[Rows from a figure dataset]
==*==

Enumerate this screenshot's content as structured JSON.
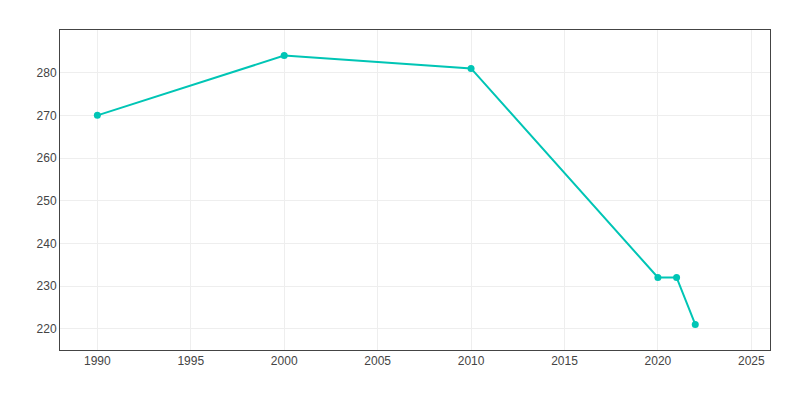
{
  "chart_data": {
    "type": "line",
    "x": [
      1990,
      2000,
      2010,
      2020,
      2021,
      2022
    ],
    "values": [
      270,
      284,
      281,
      232,
      232,
      221
    ],
    "color": "#00C5B5",
    "marker": "circle",
    "xlim": [
      1988,
      2026
    ],
    "ylim": [
      215,
      290
    ],
    "xticks": [
      1990,
      1995,
      2000,
      2005,
      2010,
      2015,
      2020,
      2025
    ],
    "yticks": [
      220,
      230,
      240,
      250,
      260,
      270,
      280
    ],
    "grid": true
  }
}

==*==

Omit pictures; set down the rest of the material word for word.

Enumerate this screenshot's content as structured JSON.
{
  "chart_data": {
    "type": "line",
    "x": [
      1990,
      2000,
      2010,
      2020,
      2021,
      2022
    ],
    "values": [
      270,
      284,
      281,
      232,
      232,
      221
    ],
    "color": "#00C5B5",
    "marker": "circle",
    "xlim": [
      1988,
      2026
    ],
    "ylim": [
      215,
      290
    ],
    "xticks": [
      1990,
      1995,
      2000,
      2005,
      2010,
      2015,
      2020,
      2025
    ],
    "yticks": [
      220,
      230,
      240,
      250,
      260,
      270,
      280
    ],
    "grid": true
  }
}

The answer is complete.